> [Problem statement]
Continue the Thames tanker vessels thread below from where it stops, adding to the thread itself and not to the records that follow it.

> [Page text]
+ + + + +
# tanker vessels on the Thames



## tray43 (Oct 7, 2011)

I have registered on behalf of my father who worked for Shell for more than 30 years on the River Thames. At age 15 he started working on the tugs.He was a skipper employed by Shell from the 1960's to 1987 when he took early retirement. His name is William Richard Baverstock known as "Bill". My dad is still working at the ripe old age of 76 as a browman on Tower Pier. Believe me he can give the young ones a run for their money! He skippered the Shell Dispenser, Shell Distributor and many other vessells. I am trying to find a list of all shell estuary vessells on the Thames during the above period. Also, if any one out there knows my dad and would like to get in touch please do. I would like to put together a special book showing his working history together with any stories from ex work collegues etc.....


----------



## timo (May 25, 2004)

You could try shipspotting.com may be some pics on there, just out of interest what is a browman,?


----------



## doraine (Mar 3, 2013)

Browman a term not used on the Thames, I think Bill was employed as a PIERMAN.


----------



## explorer (Jul 10, 2009)

Here are some of the Shell Mex &Bp vessels I remember whilst working on Bp Oil jetty at Purfleet in the 70s & 80s the names in brackets are after the company split in the 70s. Poilo (Shell Transporter). Perfecto (Shell Driver). Harty (Shell Distributor). Pando. Perso. Torksey (Bp Sprite). St Leonard's (Bp Sturdy).
Pronto (Bp Alert). Sheppey (Bp Rapid) . Shell Dispencer . Ben Harold Smith (Bp Zest). I will keep scratching my head to try and think if there were others.
+ + + + +
> [Given records]
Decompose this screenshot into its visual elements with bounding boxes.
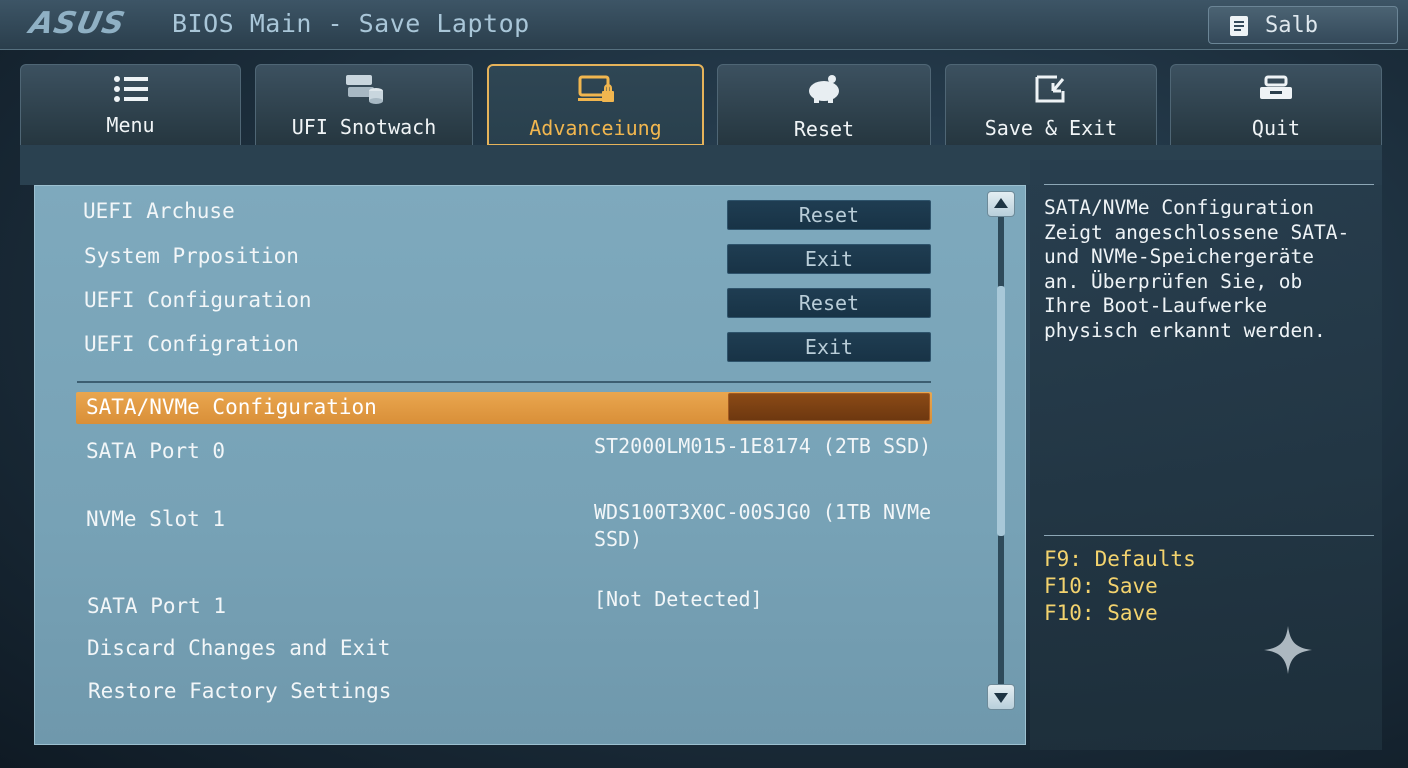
selected-row[interactable]: SATA/NVMe Configuration bbox=[76, 392, 932, 424]
menu-item-uefi-configuration[interactable]: UEFI Configuration bbox=[84, 288, 312, 312]
menu-item-uefi-configration[interactable]: UEFI Configration bbox=[84, 332, 299, 356]
sata-port-0-value: ST2000LM015-1E8174 (2TB SSD) bbox=[594, 434, 932, 458]
scroll-up-button[interactable] bbox=[987, 191, 1015, 217]
tab-quit[interactable]: Quit bbox=[1170, 64, 1382, 146]
user-label: Salb bbox=[1265, 13, 1318, 38]
sata-port-1-value: [Not Detected] bbox=[594, 587, 763, 611]
piggy-bank-icon bbox=[809, 75, 839, 103]
section-divider bbox=[77, 381, 931, 383]
menu-item-system-prposition[interactable]: System Prposition bbox=[84, 244, 299, 268]
tab-menu-label: Menu bbox=[106, 113, 155, 137]
reset-button[interactable]: Reset bbox=[727, 288, 931, 318]
key-hint-save: F10: Save bbox=[1044, 601, 1158, 625]
sparkle-icon bbox=[1264, 626, 1312, 674]
selected-row-button[interactable] bbox=[728, 393, 930, 421]
scrollbar-thumb[interactable] bbox=[997, 286, 1005, 536]
title-bar: ASUS BIOS Main - Save Laptop Salb bbox=[0, 0, 1408, 50]
nvme-slot-1-label: NVMe Slot 1 bbox=[86, 507, 226, 531]
restore-factory-settings[interactable]: Restore Factory Settings bbox=[88, 679, 391, 703]
sata-port-1-label: SATA Port 1 bbox=[87, 594, 227, 618]
help-panel: SATA/NVMe Configuration Zeigt angeschlos… bbox=[1030, 160, 1382, 750]
selected-row-label: SATA/NVMe Configuration bbox=[86, 395, 377, 419]
scroll-down-button[interactable] bbox=[987, 684, 1015, 710]
monitor-lock-icon bbox=[577, 75, 614, 102]
sata-port-0-label: SATA Port 0 bbox=[86, 439, 226, 463]
tab-menu[interactable]: Menu bbox=[20, 64, 241, 146]
exit-button[interactable]: Exit bbox=[727, 332, 931, 362]
list-icon bbox=[113, 76, 148, 102]
menu-item-uefi-archuse[interactable]: UEFI Archuse bbox=[83, 199, 235, 223]
help-divider-top bbox=[1044, 184, 1374, 185]
tab-ufi-snotwach[interactable]: UFI Snotwach bbox=[255, 64, 473, 146]
tray-icon bbox=[1260, 75, 1292, 99]
window-title: BIOS Main - Save Laptop bbox=[172, 9, 530, 38]
help-divider-mid bbox=[1044, 535, 1374, 536]
tab-reset[interactable]: Reset bbox=[717, 64, 931, 146]
nvme-slot-1-value: WDS100T3X0C-00SJG0 (1TB NVMe SSD) bbox=[594, 500, 932, 551]
key-hints: F9: Defaults F10: Save F10: Save bbox=[1044, 546, 1196, 627]
triangle-up-icon bbox=[994, 198, 1008, 208]
key-hint-save: F10: Save bbox=[1044, 574, 1158, 598]
tab-reset-label: Reset bbox=[793, 117, 855, 141]
key-hint-defaults: F9: Defaults bbox=[1044, 547, 1196, 571]
tab-save-exit-label: Save & Exit bbox=[984, 116, 1118, 140]
tab-ufi-snotwach-label: UFI Snotwach bbox=[291, 115, 437, 139]
user-button[interactable]: Salb bbox=[1208, 6, 1398, 44]
tab-quit-label: Quit bbox=[1251, 116, 1301, 140]
tab-save-exit[interactable]: Save & Exit bbox=[945, 64, 1157, 146]
triangle-down-icon bbox=[994, 693, 1008, 703]
database-icon bbox=[346, 75, 383, 104]
discard-changes-and-exit[interactable]: Discard Changes and Exit bbox=[87, 636, 390, 660]
exit-button[interactable]: Exit bbox=[727, 244, 931, 274]
save-exit-icon bbox=[1035, 75, 1065, 103]
tab-advanceiung-label: Advanceiung bbox=[529, 116, 662, 140]
document-icon bbox=[1230, 16, 1248, 36]
reset-button[interactable]: Reset bbox=[727, 200, 931, 230]
tab-advanceiung[interactable]: Advanceiung bbox=[487, 64, 704, 146]
asus-logo: ASUS bbox=[26, 6, 129, 41]
help-description: SATA/NVMe Configuration Zeigt angeschlos… bbox=[1044, 196, 1350, 342]
settings-panel: UEFI Archuse Reset System Prposition Exi… bbox=[34, 185, 1026, 745]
+ + + + +
> [Output below]
----------



## Bored Muzza (Aug 10, 2020)

*Shell Boats*

I have registered having found a name plate for the MS Pando in my fathers garage. He was Ted MeGuinness, a Lighterman & Waterman.He was skipper on the Shell Haulier and Shell Farmer, both termed as P boat, in the late 1960's both of which use to go into Purfleet. I know this as used to sit in the wheel house with the crew on 'trip' as a 7 yrs old and eventually was also bound to the Royal Livery Company.


----------



## Bored Muzza (Aug 10, 2020)

Bored Muzza said:


> I have registered having found a name plate for the MS Pando in my fathers garage. He was Ted MeGuinness, a Lighterman & Waterman.He was skipper on the Shell Haulier and Shell Farmer, both termed as P boats, in the late 1960's both of which use to go into Purfleet. I know this as used to sit in the wheel house with the crew on 'trip' as a 7 yrs old and eventually was also bound to the Royal Livery Company.
> Does anyone know of the Pando, the earlier one launched in the 1920's, having been built on the Isle of Wight?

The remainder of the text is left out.